BEGIN Records

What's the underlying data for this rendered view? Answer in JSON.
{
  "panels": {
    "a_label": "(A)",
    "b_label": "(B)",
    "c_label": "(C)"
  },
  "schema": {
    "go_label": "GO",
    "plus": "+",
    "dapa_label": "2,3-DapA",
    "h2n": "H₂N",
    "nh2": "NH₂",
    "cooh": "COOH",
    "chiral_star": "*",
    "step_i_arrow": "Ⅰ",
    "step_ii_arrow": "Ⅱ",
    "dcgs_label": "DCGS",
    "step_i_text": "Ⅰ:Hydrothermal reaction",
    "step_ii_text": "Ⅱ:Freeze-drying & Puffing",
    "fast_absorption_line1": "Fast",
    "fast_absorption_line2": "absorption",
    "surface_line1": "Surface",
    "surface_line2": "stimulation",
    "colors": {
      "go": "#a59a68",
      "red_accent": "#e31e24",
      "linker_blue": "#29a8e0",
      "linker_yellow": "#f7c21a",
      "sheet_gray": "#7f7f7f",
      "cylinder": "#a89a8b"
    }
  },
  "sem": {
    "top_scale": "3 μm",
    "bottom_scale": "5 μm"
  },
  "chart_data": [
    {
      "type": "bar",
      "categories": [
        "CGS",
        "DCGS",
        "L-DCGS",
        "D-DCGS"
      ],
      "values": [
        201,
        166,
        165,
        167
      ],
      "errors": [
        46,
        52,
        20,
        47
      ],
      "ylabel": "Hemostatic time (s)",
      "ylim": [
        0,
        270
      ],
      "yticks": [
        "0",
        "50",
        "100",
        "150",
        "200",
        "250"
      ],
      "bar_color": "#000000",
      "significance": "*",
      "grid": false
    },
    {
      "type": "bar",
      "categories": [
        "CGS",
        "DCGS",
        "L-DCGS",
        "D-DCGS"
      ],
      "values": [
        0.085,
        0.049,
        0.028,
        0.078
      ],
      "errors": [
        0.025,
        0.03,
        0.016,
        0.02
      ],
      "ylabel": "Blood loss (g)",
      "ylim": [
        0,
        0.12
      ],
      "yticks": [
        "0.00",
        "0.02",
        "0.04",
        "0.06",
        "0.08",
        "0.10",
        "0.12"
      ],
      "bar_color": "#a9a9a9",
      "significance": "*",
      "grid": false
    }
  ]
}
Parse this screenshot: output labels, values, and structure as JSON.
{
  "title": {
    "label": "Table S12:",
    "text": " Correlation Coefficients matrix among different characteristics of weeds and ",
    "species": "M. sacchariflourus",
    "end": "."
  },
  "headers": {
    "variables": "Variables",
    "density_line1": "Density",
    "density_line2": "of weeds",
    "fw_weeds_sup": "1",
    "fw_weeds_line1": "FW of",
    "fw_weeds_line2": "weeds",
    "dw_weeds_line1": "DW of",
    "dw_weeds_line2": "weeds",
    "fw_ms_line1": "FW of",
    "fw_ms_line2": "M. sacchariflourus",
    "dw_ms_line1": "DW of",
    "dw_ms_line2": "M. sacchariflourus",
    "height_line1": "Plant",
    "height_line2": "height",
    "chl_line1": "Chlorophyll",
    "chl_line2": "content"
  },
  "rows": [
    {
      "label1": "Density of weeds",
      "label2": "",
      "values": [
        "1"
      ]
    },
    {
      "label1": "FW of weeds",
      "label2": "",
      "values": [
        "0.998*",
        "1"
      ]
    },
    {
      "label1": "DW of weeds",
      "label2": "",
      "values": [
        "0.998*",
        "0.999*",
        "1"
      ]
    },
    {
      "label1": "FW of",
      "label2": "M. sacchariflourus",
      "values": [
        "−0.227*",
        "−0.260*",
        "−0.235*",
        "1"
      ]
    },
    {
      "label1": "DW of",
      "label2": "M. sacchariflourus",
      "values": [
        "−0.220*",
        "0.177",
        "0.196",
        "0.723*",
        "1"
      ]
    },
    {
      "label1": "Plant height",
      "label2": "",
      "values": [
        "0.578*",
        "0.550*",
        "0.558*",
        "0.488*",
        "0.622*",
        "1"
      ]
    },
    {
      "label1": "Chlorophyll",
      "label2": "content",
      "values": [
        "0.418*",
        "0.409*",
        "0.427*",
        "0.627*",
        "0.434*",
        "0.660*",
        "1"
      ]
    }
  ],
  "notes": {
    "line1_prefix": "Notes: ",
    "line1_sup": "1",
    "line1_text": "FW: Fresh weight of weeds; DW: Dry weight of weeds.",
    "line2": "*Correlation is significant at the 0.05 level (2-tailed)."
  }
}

END Records

▶ [What is being asked]: Take the entries above and copy them out exactly.

▶ [Exercise response]:
What's the underlying data for this rendered view? Answer in JSON.
{
  "panels": {
    "a_label": "(A)",
    "b_label": "(B)",
    "c_label": "(C)"
  },
  "schema": {
    "go_label": "GO",
    "plus": "+",
    "dapa_label": "2,3-DapA",
    "h2n": "H₂N",
    "nh2": "NH₂",
    "cooh": "COOH",
    "chiral_star": "*",
    "step_i_arrow": "Ⅰ",
    "step_ii_arrow": "Ⅱ",
    "dcgs_label": "DCGS",
    "step_i_text": "Ⅰ:Hydrothermal reaction",
    "step_ii_text": "Ⅱ:Freeze-drying & Puffing",
    "fast_absorption_line1": "Fast",
    "fast_absorption_line2": "absorption",
    "surface_line1": "Surface",
    "surface_line2": "stimulation",
    "colors": {
      "go": "#a59a68",
      "red_accent": "#e31e24",
      "linker_blue": "#29a8e0",
      "linker_yellow": "#f7c21a",
      "sheet_gray": "#7f7f7f",
      "cylinder": "#a89a8b"
    }
  },
  "sem": {
    "top_scale": "3 μm",
    "bottom_scale": "5 μm"
  },
  "chart_data": [
    {
      "type": "bar",
      "categories": [
        "CGS",
        "DCGS",
        "L-DCGS",
        "D-DCGS"
      ],
      "values": [
        201,
        166,
        165,
        167
      ],
      "errors": [
        46,
        52,
        20,
        47
      ],
      "ylabel": "Hemostatic time (s)",
      "ylim": [
        0,
        270
      ],
      "yticks": [
        "0",
        "50",
        "100",
        "150",
        "200",
        "250"
      ],
      "bar_color": "#000000",
      "significance": "*",
      "grid": false
    },
    {
      "type": "bar",
      "categories": [
        "CGS",
        "DCGS",
        "L-DCGS",
        "D-DCGS"
      ],
      "values": [
        0.085,
        0.049,
        0.028,
        0.078
      ],
      "errors": [
        0.025,
        0.03,
        0.016,
        0.02
      ],
      "ylabel": "Blood loss (g)",
      "ylim": [
        0,
        0.12
      ],
      "yticks": [
        "0.00",
        "0.02",
        "0.04",
        "0.06",
        "0.08",
        "0.10",
        "0.12"
      ],
      "bar_color": "#a9a9a9",
      "significance": "*",
      "grid": false
    }
  ]
}
Parse this screenshot: output labels, values, and structure as JSON.
{
  "title": {
    "label": "Table S12:",
    "text": " Correlation Coefficients matrix among different characteristics of weeds and ",
    "species": "M. sacchariflourus",
    "end": "."
  },
  "headers": {
    "variables": "Variables",
    "density_line1": "Density",
    "density_line2": "of weeds",
    "fw_weeds_sup": "1",
    "fw_weeds_line1": "FW of",
    "fw_weeds_line2": "weeds",
    "dw_weeds_line1": "DW of",
    "dw_weeds_line2": "weeds",
    "fw_ms_line1": "FW of",
    "fw_ms_line2": "M. sacchariflourus",
    "dw_ms_line1": "DW of",
    "dw_ms_line2": "M. sacchariflourus",
    "height_line1": "Plant",
    "height_line2": "height",
    "chl_line1": "Chlorophyll",
    "chl_line2": "content"
  },
  "rows": [
    {
      "label1": "Density of weeds",
      "label2": "",
      "values": [
        "1"
      ]
    },
    {
      "label1": "FW of weeds",
      "label2": "",
      "values": [
        "0.998*",
        "1"
      ]
    },
    {
      "label1": "DW of weeds",
      "label2": "",
      "values": [
        "0.998*",
        "0.999*",
        "1"
      ]
    },
    {
      "label1": "FW of",
      "label2": "M. sacchariflourus",
      "values": [
        "−0.227*",
        "−0.260*",
        "−0.235*",
        "1"
      ]
    },
    {
      "label1": "DW of",
      "label2": "M. sacchariflourus",
      "values": [
        "−0.220*",
        "0.177",
        "0.196",
        "0.723*",
        "1"
      ]
    },
    {
      "label1": "Plant height",
      "label2": "",
      "values": [
        "0.578*",
        "0.550*",
        "0.558*",
        "0.488*",
        "0.622*",
        "1"
      ]
    },
    {
      "label1": "Chlorophyll",
      "label2": "content",
      "values": [
        "0.418*",
        "0.409*",
        "0.427*",
        "0.627*",
        "0.434*",
        "0.660*",
        "1"
      ]
    }
  ],
  "notes": {
    "line1_prefix": "Notes: ",
    "line1_sup": "1",
    "line1_text": "FW: Fresh weight of weeds; DW: Dry weight of weeds.",
    "line2": "*Correlation is significant at the 0.05 level (2-tailed)."
  }
}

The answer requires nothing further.